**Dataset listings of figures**
+ + +

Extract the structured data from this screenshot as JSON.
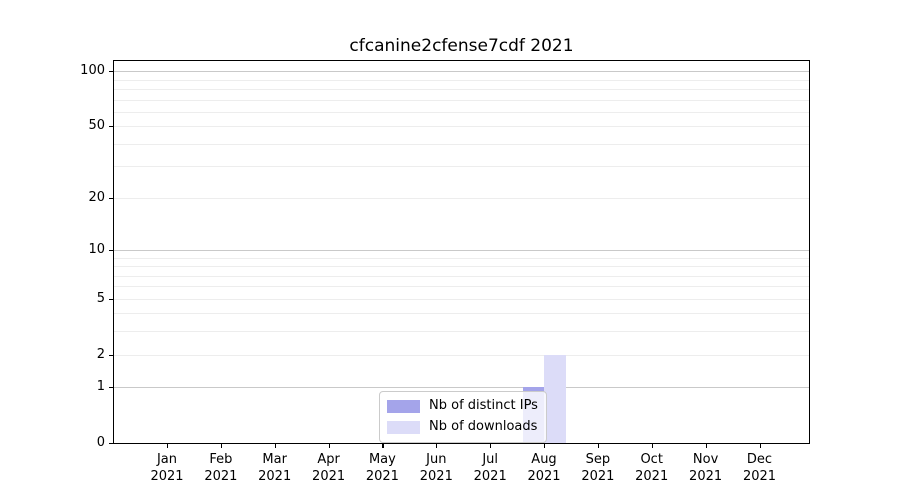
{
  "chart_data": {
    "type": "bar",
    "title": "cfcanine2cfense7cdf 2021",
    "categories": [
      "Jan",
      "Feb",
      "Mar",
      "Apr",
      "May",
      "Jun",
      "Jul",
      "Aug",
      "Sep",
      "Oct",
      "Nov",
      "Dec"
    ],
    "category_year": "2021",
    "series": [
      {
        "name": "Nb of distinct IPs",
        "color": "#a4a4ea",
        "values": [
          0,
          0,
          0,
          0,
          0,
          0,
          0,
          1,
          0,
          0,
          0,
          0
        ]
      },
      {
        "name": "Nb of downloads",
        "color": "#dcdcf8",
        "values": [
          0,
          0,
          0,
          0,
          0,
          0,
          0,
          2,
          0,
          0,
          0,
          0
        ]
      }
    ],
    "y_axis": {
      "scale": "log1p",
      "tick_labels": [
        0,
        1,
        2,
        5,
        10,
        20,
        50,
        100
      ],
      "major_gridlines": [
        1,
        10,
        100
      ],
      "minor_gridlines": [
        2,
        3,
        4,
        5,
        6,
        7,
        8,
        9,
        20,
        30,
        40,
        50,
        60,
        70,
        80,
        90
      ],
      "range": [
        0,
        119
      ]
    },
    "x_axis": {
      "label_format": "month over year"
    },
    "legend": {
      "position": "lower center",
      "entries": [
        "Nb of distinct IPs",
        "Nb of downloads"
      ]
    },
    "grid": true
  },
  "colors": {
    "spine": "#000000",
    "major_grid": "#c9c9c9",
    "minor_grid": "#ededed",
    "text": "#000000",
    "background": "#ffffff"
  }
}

+ + +

**PROBLEM TO WORK ON**
Restate the records above in full, word for word. Keep pictures out.

**SOLUTION TO THIS TASK**
Extract the structured data from this screenshot as JSON.
{
  "chart_data": {
    "type": "bar",
    "title": "cfcanine2cfense7cdf 2021",
    "categories": [
      "Jan",
      "Feb",
      "Mar",
      "Apr",
      "May",
      "Jun",
      "Jul",
      "Aug",
      "Sep",
      "Oct",
      "Nov",
      "Dec"
    ],
    "category_year": "2021",
    "series": [
      {
        "name": "Nb of distinct IPs",
        "color": "#a4a4ea",
        "values": [
          0,
          0,
          0,
          0,
          0,
          0,
          0,
          1,
          0,
          0,
          0,
          0
        ]
      },
      {
        "name": "Nb of downloads",
        "color": "#dcdcf8",
        "values": [
          0,
          0,
          0,
          0,
          0,
          0,
          0,
          2,
          0,
          0,
          0,
          0
        ]
      }
    ],
    "y_axis": {
      "scale": "log1p",
      "tick_labels": [
        0,
        1,
        2,
        5,
        10,
        20,
        50,
        100
      ],
      "major_gridlines": [
        1,
        10,
        100
      ],
      "minor_gridlines": [
        2,
        3,
        4,
        5,
        6,
        7,
        8,
        9,
        20,
        30,
        40,
        50,
        60,
        70,
        80,
        90
      ],
      "range": [
        0,
        119
      ]
    },
    "x_axis": {
      "label_format": "month over year"
    },
    "legend": {
      "position": "lower center",
      "entries": [
        "Nb of distinct IPs",
        "Nb of downloads"
      ]
    },
    "grid": true
  },
  "colors": {
    "spine": "#000000",
    "major_grid": "#c9c9c9",
    "minor_grid": "#ededed",
    "text": "#000000",
    "background": "#ffffff"
  }
}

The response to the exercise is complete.